Extract the complete data exactly as given.

[Items from a figure collection]
····················

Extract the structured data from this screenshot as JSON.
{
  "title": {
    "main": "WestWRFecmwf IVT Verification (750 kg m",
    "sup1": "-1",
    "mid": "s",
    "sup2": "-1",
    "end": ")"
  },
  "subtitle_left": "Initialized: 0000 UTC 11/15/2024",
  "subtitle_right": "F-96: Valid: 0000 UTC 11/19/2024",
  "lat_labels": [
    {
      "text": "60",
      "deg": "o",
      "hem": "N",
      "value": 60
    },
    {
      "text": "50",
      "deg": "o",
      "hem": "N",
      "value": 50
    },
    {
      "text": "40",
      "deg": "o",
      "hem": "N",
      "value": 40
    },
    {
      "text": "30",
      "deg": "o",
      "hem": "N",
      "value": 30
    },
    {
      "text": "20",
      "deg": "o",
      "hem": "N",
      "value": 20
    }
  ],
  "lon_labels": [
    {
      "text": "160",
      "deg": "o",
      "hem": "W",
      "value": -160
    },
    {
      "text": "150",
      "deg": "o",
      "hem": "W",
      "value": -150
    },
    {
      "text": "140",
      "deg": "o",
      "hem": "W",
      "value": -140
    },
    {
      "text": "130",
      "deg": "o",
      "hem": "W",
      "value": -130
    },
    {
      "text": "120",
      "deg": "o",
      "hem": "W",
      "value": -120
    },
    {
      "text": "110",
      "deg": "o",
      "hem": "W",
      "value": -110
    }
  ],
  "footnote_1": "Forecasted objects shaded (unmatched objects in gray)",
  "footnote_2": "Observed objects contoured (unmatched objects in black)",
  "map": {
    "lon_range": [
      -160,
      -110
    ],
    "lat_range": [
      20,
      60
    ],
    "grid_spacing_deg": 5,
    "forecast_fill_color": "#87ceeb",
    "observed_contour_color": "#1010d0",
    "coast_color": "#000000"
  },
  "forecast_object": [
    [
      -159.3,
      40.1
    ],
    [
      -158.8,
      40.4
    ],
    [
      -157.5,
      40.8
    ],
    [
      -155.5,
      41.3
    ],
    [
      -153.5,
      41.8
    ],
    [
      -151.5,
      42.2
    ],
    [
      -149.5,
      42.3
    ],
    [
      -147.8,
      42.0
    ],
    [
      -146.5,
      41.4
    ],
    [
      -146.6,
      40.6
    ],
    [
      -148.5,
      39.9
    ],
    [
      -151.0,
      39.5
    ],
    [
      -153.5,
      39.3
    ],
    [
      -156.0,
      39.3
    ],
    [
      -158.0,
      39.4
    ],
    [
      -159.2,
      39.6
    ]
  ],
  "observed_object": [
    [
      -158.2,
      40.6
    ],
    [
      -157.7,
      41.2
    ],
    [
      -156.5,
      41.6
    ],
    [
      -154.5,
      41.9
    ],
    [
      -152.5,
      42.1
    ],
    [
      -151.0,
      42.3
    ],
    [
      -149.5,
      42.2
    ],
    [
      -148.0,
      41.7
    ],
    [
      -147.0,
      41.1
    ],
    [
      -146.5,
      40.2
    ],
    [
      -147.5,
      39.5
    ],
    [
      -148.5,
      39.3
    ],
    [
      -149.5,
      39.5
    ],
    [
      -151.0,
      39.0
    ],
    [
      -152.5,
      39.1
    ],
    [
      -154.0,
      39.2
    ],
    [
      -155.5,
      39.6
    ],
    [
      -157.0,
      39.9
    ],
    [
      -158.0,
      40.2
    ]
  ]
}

····················

RESPONSE TO THIS EXERCISE>
Extract the structured data from this screenshot as JSON.
{
  "title": {
    "main": "WestWRFecmwf IVT Verification (750 kg m",
    "sup1": "-1",
    "mid": "s",
    "sup2": "-1",
    "end": ")"
  },
  "subtitle_left": "Initialized: 0000 UTC 11/15/2024",
  "subtitle_right": "F-96: Valid: 0000 UTC 11/19/2024",
  "lat_labels": [
    {
      "text": "60",
      "deg": "o",
      "hem": "N",
      "value": 60
    },
    {
      "text": "50",
      "deg": "o",
      "hem": "N",
      "value": 50
    },
    {
      "text": "40",
      "deg": "o",
      "hem": "N",
      "value": 40
    },
    {
      "text": "30",
      "deg": "o",
      "hem": "N",
      "value": 30
    },
    {
      "text": "20",
      "deg": "o",
      "hem": "N",
      "value": 20
    }
  ],
  "lon_labels": [
    {
      "text": "160",
      "deg": "o",
      "hem": "W",
      "value": -160
    },
    {
      "text": "150",
      "deg": "o",
      "hem": "W",
      "value": -150
    },
    {
      "text": "140",
      "deg": "o",
      "hem": "W",
      "value": -140
    },
    {
      "text": "130",
      "deg": "o",
      "hem": "W",
      "value": -130
    },
    {
      "text": "120",
      "deg": "o",
      "hem": "W",
      "value": -120
    },
    {
      "text": "110",
      "deg": "o",
      "hem": "W",
      "value": -110
    }
  ],
  "footnote_1": "Forecasted objects shaded (unmatched objects in gray)",
  "footnote_2": "Observed objects contoured (unmatched objects in black)",
  "map": {
    "lon_range": [
      -160,
      -110
    ],
    "lat_range": [
      20,
      60
    ],
    "grid_spacing_deg": 5,
    "forecast_fill_color": "#87ceeb",
    "observed_contour_color": "#1010d0",
    "coast_color": "#000000"
  },
  "forecast_object": [
    [
      -159.3,
      40.1
    ],
    [
      -158.8,
      40.4
    ],
    [
      -157.5,
      40.8
    ],
    [
      -155.5,
      41.3
    ],
    [
      -153.5,
      41.8
    ],
    [
      -151.5,
      42.2
    ],
    [
      -149.5,
      42.3
    ],
    [
      -147.8,
      42.0
    ],
    [
      -146.5,
      41.4
    ],
    [
      -146.6,
      40.6
    ],
    [
      -148.5,
      39.9
    ],
    [
      -151.0,
      39.5
    ],
    [
      -153.5,
      39.3
    ],
    [
      -156.0,
      39.3
    ],
    [
      -158.0,
      39.4
    ],
    [
      -159.2,
      39.6
    ]
  ],
  "observed_object": [
    [
      -158.2,
      40.6
    ],
    [
      -157.7,
      41.2
    ],
    [
      -156.5,
      41.6
    ],
    [
      -154.5,
      41.9
    ],
    [
      -152.5,
      42.1
    ],
    [
      -151.0,
      42.3
    ],
    [
      -149.5,
      42.2
    ],
    [
      -148.0,
      41.7
    ],
    [
      -147.0,
      41.1
    ],
    [
      -146.5,
      40.2
    ],
    [
      -147.5,
      39.5
    ],
    [
      -148.5,
      39.3
    ],
    [
      -149.5,
      39.5
    ],
    [
      -151.0,
      39.0
    ],
    [
      -152.5,
      39.1
    ],
    [
      -154.0,
      39.2
    ],
    [
      -155.5,
      39.6
    ],
    [
      -157.0,
      39.9
    ],
    [
      -158.0,
      40.2
    ]
  ]
}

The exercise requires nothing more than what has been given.